→ Stored rows:

◆ ◆ ◆ ◆ ◆ ◆ ◆

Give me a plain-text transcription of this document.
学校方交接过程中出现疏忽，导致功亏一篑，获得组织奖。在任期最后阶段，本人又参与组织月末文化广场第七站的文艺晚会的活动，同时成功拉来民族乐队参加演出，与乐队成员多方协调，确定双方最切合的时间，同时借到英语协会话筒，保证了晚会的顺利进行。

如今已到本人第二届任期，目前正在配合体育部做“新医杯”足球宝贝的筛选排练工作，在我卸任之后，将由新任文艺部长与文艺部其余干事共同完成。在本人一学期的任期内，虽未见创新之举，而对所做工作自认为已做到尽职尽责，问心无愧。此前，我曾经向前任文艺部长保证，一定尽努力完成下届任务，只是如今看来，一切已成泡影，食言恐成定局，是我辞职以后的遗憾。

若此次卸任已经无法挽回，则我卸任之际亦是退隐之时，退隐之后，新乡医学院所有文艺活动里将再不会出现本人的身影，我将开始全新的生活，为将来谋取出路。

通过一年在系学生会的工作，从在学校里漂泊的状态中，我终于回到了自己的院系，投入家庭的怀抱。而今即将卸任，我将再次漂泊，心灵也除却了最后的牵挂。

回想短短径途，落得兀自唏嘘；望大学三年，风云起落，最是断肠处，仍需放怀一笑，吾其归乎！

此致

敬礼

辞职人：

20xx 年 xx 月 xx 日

◆ ◆ ◆ ◆ ◆ ◆ ◆

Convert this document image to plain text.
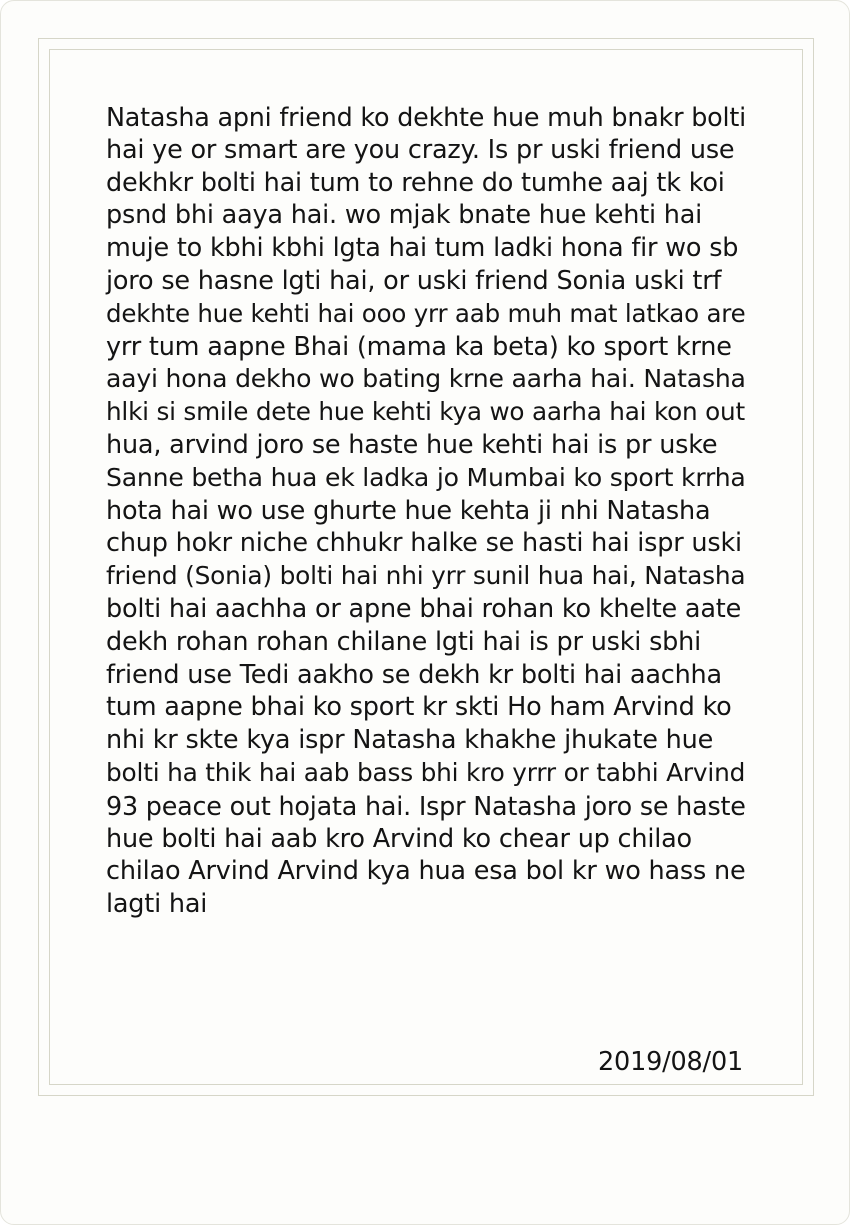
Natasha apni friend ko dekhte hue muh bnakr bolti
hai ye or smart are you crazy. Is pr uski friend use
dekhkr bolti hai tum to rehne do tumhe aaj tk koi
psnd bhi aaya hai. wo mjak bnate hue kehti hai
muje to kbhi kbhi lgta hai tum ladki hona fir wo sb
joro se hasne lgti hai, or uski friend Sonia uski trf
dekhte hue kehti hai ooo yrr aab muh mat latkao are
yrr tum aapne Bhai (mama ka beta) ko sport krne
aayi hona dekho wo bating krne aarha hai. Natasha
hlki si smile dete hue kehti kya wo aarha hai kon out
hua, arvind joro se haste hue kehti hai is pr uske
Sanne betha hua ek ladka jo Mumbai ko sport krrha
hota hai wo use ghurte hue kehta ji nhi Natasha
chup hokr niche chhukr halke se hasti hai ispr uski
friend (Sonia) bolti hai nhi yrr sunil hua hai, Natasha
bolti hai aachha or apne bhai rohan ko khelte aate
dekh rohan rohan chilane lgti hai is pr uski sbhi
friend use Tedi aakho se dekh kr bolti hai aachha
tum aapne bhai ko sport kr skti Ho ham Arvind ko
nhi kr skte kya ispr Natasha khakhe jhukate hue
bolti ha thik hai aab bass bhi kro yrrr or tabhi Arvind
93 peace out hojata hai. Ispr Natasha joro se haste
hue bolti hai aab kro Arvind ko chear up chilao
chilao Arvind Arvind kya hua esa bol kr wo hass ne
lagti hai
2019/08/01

◆ ◆ ◆ ◆ ◆ ◆ ◆

→ What needs to be done:
Search the records for the string "uski" and return every line in which it occurs.

→ Full output:
hai ye or smart are you crazy. Is pr uski friend use
joro se hasne lgti hai, or uski friend Sonia uski trf
chup hokr niche chhukr halke se hasti hai ispr uski
dekh rohan rohan chilane lgti hai is pr uski sbhi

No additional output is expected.